### [What you will do]
Return every record exactly as written.

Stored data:
^^^^^^^^^^^^^^^^
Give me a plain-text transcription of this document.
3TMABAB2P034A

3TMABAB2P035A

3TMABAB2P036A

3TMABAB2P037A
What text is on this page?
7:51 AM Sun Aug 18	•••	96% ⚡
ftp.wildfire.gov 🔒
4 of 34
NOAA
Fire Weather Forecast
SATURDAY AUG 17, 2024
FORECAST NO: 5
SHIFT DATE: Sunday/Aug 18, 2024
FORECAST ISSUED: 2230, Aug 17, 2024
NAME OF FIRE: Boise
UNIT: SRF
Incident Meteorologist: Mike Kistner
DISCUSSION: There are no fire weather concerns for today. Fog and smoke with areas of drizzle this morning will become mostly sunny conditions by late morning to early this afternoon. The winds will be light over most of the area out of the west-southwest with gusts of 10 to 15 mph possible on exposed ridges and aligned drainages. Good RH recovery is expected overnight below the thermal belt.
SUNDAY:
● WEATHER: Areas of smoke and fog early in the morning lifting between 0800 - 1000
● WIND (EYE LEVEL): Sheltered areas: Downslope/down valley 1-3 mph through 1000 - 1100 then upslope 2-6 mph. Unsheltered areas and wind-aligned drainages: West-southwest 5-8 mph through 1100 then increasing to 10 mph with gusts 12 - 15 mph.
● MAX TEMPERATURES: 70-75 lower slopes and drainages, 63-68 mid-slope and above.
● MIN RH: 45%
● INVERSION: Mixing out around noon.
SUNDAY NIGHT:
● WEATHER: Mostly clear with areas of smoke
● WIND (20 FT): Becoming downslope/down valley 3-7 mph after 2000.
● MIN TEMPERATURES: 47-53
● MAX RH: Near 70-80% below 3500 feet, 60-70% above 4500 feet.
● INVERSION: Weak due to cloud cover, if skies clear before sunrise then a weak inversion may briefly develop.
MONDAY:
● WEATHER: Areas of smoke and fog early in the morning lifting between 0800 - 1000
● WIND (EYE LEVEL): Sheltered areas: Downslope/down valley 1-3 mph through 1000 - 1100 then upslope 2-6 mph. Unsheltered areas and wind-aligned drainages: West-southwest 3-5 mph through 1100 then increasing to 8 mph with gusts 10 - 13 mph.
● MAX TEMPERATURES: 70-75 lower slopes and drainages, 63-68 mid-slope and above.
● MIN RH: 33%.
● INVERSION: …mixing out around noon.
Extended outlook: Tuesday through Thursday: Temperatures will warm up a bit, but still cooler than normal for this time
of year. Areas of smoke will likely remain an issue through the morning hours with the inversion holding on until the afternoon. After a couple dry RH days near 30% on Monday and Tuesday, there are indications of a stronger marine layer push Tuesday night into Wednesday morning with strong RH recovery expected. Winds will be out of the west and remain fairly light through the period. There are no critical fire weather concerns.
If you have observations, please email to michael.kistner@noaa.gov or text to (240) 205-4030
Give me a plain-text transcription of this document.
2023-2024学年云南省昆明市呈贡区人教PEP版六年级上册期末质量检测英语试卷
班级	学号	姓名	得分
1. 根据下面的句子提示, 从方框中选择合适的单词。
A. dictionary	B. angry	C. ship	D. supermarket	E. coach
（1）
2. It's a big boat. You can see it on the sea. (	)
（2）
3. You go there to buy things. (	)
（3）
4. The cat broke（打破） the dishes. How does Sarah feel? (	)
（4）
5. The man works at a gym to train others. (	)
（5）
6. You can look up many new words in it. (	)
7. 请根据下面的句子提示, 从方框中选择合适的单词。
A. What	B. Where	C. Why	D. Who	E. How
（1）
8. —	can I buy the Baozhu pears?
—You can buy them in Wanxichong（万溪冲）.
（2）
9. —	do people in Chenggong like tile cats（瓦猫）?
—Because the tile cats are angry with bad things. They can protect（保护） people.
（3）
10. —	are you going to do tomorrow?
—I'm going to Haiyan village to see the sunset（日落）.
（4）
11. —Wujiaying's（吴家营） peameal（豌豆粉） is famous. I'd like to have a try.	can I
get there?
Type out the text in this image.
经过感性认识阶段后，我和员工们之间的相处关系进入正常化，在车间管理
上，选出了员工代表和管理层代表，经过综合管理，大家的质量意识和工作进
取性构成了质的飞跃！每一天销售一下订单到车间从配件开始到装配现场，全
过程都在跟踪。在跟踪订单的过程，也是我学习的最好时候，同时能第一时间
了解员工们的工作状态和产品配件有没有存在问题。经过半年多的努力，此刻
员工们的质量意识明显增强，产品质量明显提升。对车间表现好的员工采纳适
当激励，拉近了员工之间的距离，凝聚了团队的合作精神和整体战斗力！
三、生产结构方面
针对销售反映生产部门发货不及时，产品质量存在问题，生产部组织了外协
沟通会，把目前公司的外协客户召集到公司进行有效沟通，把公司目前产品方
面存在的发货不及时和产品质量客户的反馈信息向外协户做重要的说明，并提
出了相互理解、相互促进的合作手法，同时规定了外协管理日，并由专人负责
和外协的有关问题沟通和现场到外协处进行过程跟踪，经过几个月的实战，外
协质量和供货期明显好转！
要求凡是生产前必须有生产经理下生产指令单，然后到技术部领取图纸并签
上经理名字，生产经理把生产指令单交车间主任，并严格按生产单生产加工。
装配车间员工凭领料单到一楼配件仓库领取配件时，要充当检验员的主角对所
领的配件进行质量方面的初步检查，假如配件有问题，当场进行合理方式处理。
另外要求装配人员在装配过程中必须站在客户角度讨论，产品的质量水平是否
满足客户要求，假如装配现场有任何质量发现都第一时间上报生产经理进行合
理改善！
^^^^^^^^^^^^^^^^
### [Answer to this task]
Give me a plain-text transcription of this document.
3TMABAB2P034A

3TMABAB2P035A

3TMABAB2P036A

3TMABAB2P037A
What text is on this page?
7:51 AM Sun Aug 18	•••	96% ⚡
ftp.wildfire.gov 🔒
4 of 34
NOAA
Fire Weather Forecast
SATURDAY AUG 17, 2024
FORECAST NO: 5
SHIFT DATE: Sunday/Aug 18, 2024
FORECAST ISSUED: 2230, Aug 17, 2024
NAME OF FIRE: Boise
UNIT: SRF
Incident Meteorologist: Mike Kistner
DISCUSSION: There are no fire weather concerns for today. Fog and smoke with areas of drizzle this morning will become mostly sunny conditions by late morning to early this afternoon. The winds will be light over most of the area out of the west-southwest with gusts of 10 to 15 mph possible on exposed ridges and aligned drainages. Good RH recovery is expected overnight below the thermal belt.
SUNDAY:
● WEATHER: Areas of smoke and fog early in the morning lifting between 0800 - 1000
● WIND (EYE LEVEL): Sheltered areas: Downslope/down valley 1-3 mph through 1000 - 1100 then upslope 2-6 mph. Unsheltered areas and wind-aligned drainages: West-southwest 5-8 mph through 1100 then increasing to 10 mph with gusts 12 - 15 mph.
● MAX TEMPERATURES: 70-75 lower slopes and drainages, 63-68 mid-slope and above.
● MIN RH: 45%
● INVERSION: Mixing out around noon.
SUNDAY NIGHT:
● WEATHER: Mostly clear with areas of smoke
● WIND (20 FT): Becoming downslope/down valley 3-7 mph after 2000.
● MIN TEMPERATURES: 47-53
● MAX RH: Near 70-80% below 3500 feet, 60-70% above 4500 feet.
● INVERSION: Weak due to cloud cover, if skies clear before sunrise then a weak inversion may briefly develop.
MONDAY:
● WEATHER: Areas of smoke and fog early in the morning lifting between 0800 - 1000
● WIND (EYE LEVEL): Sheltered areas: Downslope/down valley 1-3 mph through 1000 - 1100 then upslope 2-6 mph. Unsheltered areas and wind-aligned drainages: West-southwest 3-5 mph through 1100 then increasing to 8 mph with gusts 10 - 13 mph.
● MAX TEMPERATURES: 70-75 lower slopes and drainages, 63-68 mid-slope and above.
● MIN RH: 33%.
● INVERSION: …mixing out around noon.
Extended outlook: Tuesday through Thursday: Temperatures will warm up a bit, but still cooler than normal for this time
of year. Areas of smoke will likely remain an issue through the morning hours with the inversion holding on until the afternoon. After a couple dry RH days near 30% on Monday and Tuesday, there are indications of a stronger marine layer push Tuesday night into Wednesday morning with strong RH recovery expected. Winds will be out of the west and remain fairly light through the period. There are no critical fire weather concerns.
If you have observations, please email to michael.kistner@noaa.gov or text to (240) 205-4030
Give me a plain-text transcription of this document.
2023-2024学年云南省昆明市呈贡区人教PEP版六年级上册期末质量检测英语试卷
班级	学号	姓名	得分
1. 根据下面的句子提示, 从方框中选择合适的单词。
A. dictionary	B. angry	C. ship	D. supermarket	E. coach
（1）
2. It's a big boat. You can see it on the sea. (	)
（2）
3. You go there to buy things. (	)
（3）
4. The cat broke（打破） the dishes. How does Sarah feel? (	)
（4）
5. The man works at a gym to train others. (	)
（5）
6. You can look up many new words in it. (	)
7. 请根据下面的句子提示, 从方框中选择合适的单词。
A. What	B. Where	C. Why	D. Who	E. How
（1）
8. —	can I buy the Baozhu pears?
—You can buy them in Wanxichong（万溪冲）.
（2）
9. —	do people in Chenggong like tile cats（瓦猫）?
—Because the tile cats are angry with bad things. They can protect（保护） people.
（3）
10. —	are you going to do tomorrow?
—I'm going to Haiyan village to see the sunset（日落）.
（4）
11. —Wujiaying's（吴家营） peameal（豌豆粉） is famous. I'd like to have a try.	can I
get there?
Type out the text in this image.
经过感性认识阶段后，我和员工们之间的相处关系进入正常化，在车间管理
上，选出了员工代表和管理层代表，经过综合管理，大家的质量意识和工作进
取性构成了质的飞跃！每一天销售一下订单到车间从配件开始到装配现场，全
过程都在跟踪。在跟踪订单的过程，也是我学习的最好时候，同时能第一时间
了解员工们的工作状态和产品配件有没有存在问题。经过半年多的努力，此刻
员工们的质量意识明显增强，产品质量明显提升。对车间表现好的员工采纳适
当激励，拉近了员工之间的距离，凝聚了团队的合作精神和整体战斗力！
三、生产结构方面
针对销售反映生产部门发货不及时，产品质量存在问题，生产部组织了外协
沟通会，把目前公司的外协客户召集到公司进行有效沟通，把公司目前产品方
面存在的发货不及时和产品质量客户的反馈信息向外协户做重要的说明，并提
出了相互理解、相互促进的合作手法，同时规定了外协管理日，并由专人负责
和外协的有关问题沟通和现场到外协处进行过程跟踪，经过几个月的实战，外
协质量和供货期明显好转！
要求凡是生产前必须有生产经理下生产指令单，然后到技术部领取图纸并签
上经理名字，生产经理把生产指令单交车间主任，并严格按生产单生产加工。
装配车间员工凭领料单到一楼配件仓库领取配件时，要充当检验员的主角对所
领的配件进行质量方面的初步检查，假如配件有问题，当场进行合理方式处理。
另外要求装配人员在装配过程中必须站在客户角度讨论，产品的质量水平是否
满足客户要求，假如装配现场有任何质量发现都第一时间上报生产经理进行合
理改善！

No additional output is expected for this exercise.